Set problem:
All records must be quoted exactly. Omit the pictures.
⁂
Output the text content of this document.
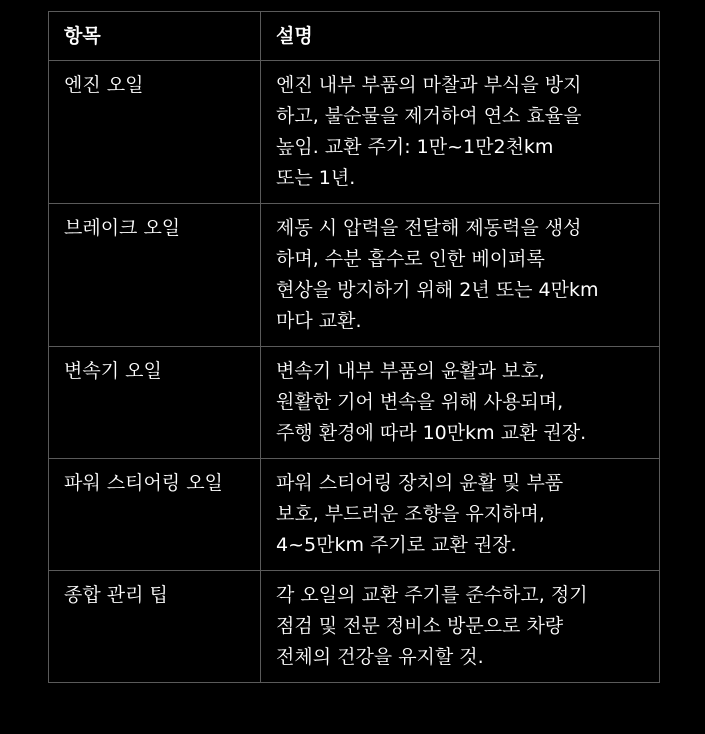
항목	설명

엔진 오일	엔진 내부 부품의 마찰과 부식을 방지
하고, 불순물을 제거하여 연소 효율을
높임. 교환 주기: 1만~1만2천km
또는 1년.

브레이크 오일	제동 시 압력을 전달해 제동력을 생성
하며, 수분 흡수로 인한 베이퍼록
현상을 방지하기 위해 2년 또는 4만km
마다 교환.

변속기 오일	변속기 내부 부품의 윤활과 보호,
원활한 기어 변속을 위해 사용되며,
주행 환경에 따라 10만km 교환 권장.

파워 스티어링 오일	파워 스티어링 장치의 윤활 및 부품
보호, 부드러운 조향을 유지하며,
4~5만km 주기로 교환 권장.

종합 관리 팁	각 오일의 교환 주기를 준수하고, 정기
점검 및 전문 정비소 방문으로 차량
전체의 건강을 유지할 것.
⁂
Result:
Output the text content of this document.
항목	설명

엔진 오일	엔진 내부 부품의 마찰과 부식을 방지
하고, 불순물을 제거하여 연소 효율을
높임. 교환 주기: 1만~1만2천km
또는 1년.

브레이크 오일	제동 시 압력을 전달해 제동력을 생성
하며, 수분 흡수로 인한 베이퍼록
현상을 방지하기 위해 2년 또는 4만km
마다 교환.

변속기 오일	변속기 내부 부품의 윤활과 보호,
원활한 기어 변속을 위해 사용되며,
주행 환경에 따라 10만km 교환 권장.

파워 스티어링 오일	파워 스티어링 장치의 윤활 및 부품
보호, 부드러운 조향을 유지하며,
4~5만km 주기로 교환 권장.

종합 관리 팁	각 오일의 교환 주기를 준수하고, 정기
점검 및 전문 정비소 방문으로 차량
전체의 건강을 유지할 것.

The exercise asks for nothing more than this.